— Begin EXCERPTED DATA —

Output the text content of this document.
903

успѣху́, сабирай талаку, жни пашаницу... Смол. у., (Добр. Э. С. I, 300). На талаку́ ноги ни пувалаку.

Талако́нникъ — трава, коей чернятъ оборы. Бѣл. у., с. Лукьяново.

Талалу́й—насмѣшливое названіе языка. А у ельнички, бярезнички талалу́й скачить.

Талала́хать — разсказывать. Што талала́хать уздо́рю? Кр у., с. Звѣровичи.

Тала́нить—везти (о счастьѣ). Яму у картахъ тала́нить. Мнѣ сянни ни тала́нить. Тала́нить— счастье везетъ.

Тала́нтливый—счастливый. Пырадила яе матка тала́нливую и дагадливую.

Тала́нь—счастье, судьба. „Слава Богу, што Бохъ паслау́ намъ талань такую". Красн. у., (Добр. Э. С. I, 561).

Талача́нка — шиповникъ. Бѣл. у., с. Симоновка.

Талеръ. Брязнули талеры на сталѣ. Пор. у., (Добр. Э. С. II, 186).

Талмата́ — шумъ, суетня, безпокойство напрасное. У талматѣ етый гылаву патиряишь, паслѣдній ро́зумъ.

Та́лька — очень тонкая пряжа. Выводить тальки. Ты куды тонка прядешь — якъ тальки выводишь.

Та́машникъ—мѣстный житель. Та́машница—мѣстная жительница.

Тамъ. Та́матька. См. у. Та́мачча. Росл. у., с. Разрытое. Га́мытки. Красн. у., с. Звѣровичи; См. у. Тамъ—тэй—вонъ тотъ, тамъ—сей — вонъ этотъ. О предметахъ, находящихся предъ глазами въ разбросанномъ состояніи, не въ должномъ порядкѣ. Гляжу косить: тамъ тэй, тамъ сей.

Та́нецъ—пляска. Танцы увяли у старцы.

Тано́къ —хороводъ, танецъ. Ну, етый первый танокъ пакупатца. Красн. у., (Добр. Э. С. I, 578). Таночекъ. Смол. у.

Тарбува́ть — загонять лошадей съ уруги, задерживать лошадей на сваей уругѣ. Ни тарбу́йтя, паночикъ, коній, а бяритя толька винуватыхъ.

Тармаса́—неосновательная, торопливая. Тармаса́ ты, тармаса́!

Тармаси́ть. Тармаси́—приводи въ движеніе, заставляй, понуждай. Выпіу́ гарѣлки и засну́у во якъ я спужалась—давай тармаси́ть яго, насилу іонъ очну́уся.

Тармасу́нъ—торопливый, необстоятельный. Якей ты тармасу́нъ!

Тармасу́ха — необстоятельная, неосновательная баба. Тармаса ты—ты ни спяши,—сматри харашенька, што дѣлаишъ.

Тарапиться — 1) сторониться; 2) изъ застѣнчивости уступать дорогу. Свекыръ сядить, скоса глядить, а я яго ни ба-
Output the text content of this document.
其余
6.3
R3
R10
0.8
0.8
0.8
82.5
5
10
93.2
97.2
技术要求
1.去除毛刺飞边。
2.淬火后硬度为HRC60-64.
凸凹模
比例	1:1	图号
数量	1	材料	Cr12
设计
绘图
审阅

— End EXCERPTED DATA —

(TASK DIRECTIONS)
Give the listing above again, word for word.

(OUTPUT)
Output the text content of this document.
903

успѣху́, сабирай талаку, жни пашаницу... Смол. у., (Добр. Э. С. I, 300). На талаку́ ноги ни пувалаку.

Талако́нникъ — трава, коей чернятъ оборы. Бѣл. у., с. Лукьяново.

Талалу́й—насмѣшливое названіе языка. А у ельнички, бярезнички талалу́й скачить.

Талала́хать — разсказывать. Што талала́хать уздо́рю? Кр у., с. Звѣровичи.

Тала́нить—везти (о счастьѣ). Яму у картахъ тала́нить. Мнѣ сянни ни тала́нить. Тала́нить— счастье везетъ.

Тала́нтливый—счастливый. Пырадила яе матка тала́нливую и дагадливую.

Тала́нь—счастье, судьба. „Слава Богу, што Бохъ паслау́ намъ талань такую". Красн. у., (Добр. Э. С. I, 561).

Талача́нка — шиповникъ. Бѣл. у., с. Симоновка.

Талеръ. Брязнули талеры на сталѣ. Пор. у., (Добр. Э. С. II, 186).

Талмата́ — шумъ, суетня, безпокойство напрасное. У талматѣ етый гылаву патиряишь, паслѣдній ро́зумъ.

Та́лька — очень тонкая пряжа. Выводить тальки. Ты куды тонка прядешь — якъ тальки выводишь.

Та́машникъ—мѣстный житель. Та́машница—мѣстная жительница.

Тамъ. Та́матька. См. у. Та́мачча. Росл. у., с. Разрытое. Га́мытки. Красн. у., с. Звѣровичи; См. у. Тамъ—тэй—вонъ тотъ, тамъ—сей — вонъ этотъ. О предметахъ, находящихся предъ глазами въ разбросанномъ состояніи, не въ должномъ порядкѣ. Гляжу косить: тамъ тэй, тамъ сей.

Та́нецъ—пляска. Танцы увяли у старцы.

Тано́къ —хороводъ, танецъ. Ну, етый первый танокъ пакупатца. Красн. у., (Добр. Э. С. I, 578). Таночекъ. Смол. у.

Тарбува́ть — загонять лошадей съ уруги, задерживать лошадей на сваей уругѣ. Ни тарбу́йтя, паночикъ, коній, а бяритя толька винуватыхъ.

Тармаса́—неосновательная, торопливая. Тармаса́ ты, тармаса́!

Тармаси́ть. Тармаси́—приводи въ движеніе, заставляй, понуждай. Выпіу́ гарѣлки и засну́у во якъ я спужалась—давай тармаси́ть яго, насилу іонъ очну́уся.

Тармасу́нъ—торопливый, необстоятельный. Якей ты тармасу́нъ!

Тармасу́ха — необстоятельная, неосновательная баба. Тармаса ты—ты ни спяши,—сматри харашенька, што дѣлаишъ.

Тарапиться — 1) сторониться; 2) изъ застѣнчивости уступать дорогу. Свекыръ сядить, скоса глядить, а я яго ни ба-
Output the text content of this document.
其余
6.3
R3
R10
0.8
0.8
0.8
82.5
5
10
93.2
97.2
技术要求
1.去除毛刺飞边。
2.淬火后硬度为HRC60-64.
凸凹模
比例	1:1	图号
数量	1	材料	Cr12
设计
绘图
审阅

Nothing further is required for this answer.